### Exercise details
Copy out every line containing the word "first".

### Supplied records
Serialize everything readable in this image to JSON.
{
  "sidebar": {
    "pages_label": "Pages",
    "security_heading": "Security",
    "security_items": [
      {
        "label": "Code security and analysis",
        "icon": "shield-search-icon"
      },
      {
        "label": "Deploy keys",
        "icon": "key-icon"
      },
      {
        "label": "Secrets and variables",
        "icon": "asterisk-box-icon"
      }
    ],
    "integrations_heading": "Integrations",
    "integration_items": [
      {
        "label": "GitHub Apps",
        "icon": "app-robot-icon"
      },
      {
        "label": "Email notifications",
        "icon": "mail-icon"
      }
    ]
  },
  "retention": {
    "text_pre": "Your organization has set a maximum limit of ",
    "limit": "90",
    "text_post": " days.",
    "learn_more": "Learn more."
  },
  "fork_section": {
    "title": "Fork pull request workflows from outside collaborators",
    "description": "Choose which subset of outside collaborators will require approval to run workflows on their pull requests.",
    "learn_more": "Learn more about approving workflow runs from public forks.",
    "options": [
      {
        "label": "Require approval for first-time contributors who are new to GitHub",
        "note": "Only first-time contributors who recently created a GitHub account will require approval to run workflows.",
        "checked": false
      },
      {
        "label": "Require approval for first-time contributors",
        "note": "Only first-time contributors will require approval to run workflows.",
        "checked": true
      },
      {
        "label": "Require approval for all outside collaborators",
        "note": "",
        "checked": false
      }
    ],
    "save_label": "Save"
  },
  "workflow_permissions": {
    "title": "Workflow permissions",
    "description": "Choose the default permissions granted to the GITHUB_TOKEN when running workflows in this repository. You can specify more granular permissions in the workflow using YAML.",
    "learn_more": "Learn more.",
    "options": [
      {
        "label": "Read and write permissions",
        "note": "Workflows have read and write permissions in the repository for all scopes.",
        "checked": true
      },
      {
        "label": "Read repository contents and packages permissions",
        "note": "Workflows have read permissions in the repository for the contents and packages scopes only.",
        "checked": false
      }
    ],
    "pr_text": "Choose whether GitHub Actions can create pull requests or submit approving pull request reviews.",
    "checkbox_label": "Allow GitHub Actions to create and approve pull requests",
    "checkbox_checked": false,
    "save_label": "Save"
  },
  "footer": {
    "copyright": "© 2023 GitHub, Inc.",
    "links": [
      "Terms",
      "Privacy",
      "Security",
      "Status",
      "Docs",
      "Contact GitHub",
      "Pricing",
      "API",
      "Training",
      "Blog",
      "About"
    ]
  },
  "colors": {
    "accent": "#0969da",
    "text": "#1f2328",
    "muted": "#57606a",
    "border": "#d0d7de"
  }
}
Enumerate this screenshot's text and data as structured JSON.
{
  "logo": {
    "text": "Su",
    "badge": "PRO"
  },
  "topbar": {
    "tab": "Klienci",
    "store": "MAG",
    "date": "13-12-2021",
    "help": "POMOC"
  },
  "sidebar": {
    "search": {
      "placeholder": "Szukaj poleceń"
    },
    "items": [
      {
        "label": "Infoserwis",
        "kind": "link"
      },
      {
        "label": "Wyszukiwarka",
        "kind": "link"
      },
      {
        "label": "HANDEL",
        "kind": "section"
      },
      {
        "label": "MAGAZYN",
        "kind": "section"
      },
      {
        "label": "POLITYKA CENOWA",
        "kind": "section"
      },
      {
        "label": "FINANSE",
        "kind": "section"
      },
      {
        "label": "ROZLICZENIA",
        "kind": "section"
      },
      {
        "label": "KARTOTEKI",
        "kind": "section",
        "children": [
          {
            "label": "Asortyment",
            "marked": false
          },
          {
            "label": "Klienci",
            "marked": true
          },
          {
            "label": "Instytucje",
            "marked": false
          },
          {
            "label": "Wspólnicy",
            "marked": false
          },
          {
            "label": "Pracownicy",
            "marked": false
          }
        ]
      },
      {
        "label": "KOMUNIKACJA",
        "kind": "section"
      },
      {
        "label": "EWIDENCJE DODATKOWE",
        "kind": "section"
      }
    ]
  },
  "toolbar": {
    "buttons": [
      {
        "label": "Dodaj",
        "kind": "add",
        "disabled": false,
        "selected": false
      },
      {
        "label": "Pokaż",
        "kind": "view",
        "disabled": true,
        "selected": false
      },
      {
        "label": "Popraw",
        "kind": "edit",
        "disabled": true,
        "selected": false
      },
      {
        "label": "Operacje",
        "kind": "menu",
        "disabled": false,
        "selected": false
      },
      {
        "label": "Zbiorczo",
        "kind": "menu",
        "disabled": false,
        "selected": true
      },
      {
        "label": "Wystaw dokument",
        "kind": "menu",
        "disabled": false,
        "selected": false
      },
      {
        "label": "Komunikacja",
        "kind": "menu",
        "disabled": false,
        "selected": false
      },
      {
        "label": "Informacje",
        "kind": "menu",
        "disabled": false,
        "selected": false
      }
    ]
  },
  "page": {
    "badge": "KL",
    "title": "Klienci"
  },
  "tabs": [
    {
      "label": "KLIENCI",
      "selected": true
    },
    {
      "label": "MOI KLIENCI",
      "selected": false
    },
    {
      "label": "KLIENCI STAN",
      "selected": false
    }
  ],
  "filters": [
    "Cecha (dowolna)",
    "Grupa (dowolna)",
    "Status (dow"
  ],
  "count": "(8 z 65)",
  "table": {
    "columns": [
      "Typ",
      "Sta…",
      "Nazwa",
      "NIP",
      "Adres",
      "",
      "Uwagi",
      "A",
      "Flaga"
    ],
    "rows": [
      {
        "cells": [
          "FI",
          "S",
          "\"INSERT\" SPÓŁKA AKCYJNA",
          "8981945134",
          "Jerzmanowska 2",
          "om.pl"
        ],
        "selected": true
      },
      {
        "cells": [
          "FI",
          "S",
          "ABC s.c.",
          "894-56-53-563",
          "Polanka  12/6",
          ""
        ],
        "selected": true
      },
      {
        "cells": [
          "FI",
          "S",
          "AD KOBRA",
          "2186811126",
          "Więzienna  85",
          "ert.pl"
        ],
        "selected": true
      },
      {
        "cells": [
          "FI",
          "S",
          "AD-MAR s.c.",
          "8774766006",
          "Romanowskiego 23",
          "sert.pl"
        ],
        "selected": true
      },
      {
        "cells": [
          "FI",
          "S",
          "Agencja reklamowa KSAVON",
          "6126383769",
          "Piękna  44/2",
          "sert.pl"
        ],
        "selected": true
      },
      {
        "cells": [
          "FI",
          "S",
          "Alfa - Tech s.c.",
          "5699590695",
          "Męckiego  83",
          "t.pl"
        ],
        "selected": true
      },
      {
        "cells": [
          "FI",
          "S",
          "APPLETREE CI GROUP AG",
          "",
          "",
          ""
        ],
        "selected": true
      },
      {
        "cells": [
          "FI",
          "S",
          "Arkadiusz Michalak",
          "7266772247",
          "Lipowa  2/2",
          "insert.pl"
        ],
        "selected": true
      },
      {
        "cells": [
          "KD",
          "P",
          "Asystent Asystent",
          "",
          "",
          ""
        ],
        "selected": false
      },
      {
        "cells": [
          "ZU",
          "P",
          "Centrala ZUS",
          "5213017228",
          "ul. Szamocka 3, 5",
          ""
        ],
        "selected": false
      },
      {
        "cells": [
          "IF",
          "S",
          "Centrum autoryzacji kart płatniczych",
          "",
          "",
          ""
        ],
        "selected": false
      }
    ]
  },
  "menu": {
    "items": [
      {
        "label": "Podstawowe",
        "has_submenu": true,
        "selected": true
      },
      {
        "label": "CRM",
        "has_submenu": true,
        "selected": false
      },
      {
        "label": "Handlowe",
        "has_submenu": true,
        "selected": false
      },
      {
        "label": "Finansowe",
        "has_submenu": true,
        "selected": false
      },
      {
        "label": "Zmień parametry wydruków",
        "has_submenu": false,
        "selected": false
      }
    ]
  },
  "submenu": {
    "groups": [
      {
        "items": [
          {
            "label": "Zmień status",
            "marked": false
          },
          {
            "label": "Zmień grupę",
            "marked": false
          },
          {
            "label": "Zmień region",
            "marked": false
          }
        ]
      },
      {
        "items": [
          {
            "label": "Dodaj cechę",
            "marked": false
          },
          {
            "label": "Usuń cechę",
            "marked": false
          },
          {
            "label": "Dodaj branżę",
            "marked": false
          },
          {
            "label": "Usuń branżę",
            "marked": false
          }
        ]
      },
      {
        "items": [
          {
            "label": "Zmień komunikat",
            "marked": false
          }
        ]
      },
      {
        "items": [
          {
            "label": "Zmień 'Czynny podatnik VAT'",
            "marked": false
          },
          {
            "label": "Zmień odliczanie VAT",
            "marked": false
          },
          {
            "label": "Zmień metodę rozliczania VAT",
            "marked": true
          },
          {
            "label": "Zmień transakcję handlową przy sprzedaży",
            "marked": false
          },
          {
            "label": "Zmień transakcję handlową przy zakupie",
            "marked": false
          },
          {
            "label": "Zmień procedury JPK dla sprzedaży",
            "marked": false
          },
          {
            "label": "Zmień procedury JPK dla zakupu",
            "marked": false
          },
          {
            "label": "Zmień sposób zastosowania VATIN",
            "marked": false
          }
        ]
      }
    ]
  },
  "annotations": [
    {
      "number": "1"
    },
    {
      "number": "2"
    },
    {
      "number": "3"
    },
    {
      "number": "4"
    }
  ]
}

### Reply to the task
        "label": "Require approval for first-time contributors who are new to GitHub",
        "note": "Only first-time contributors who recently created a GitHub account will require approval to run workflows.",
        "label": "Require approval for first-time contributors",
        "note": "Only first-time contributors will require approval to run workflows.",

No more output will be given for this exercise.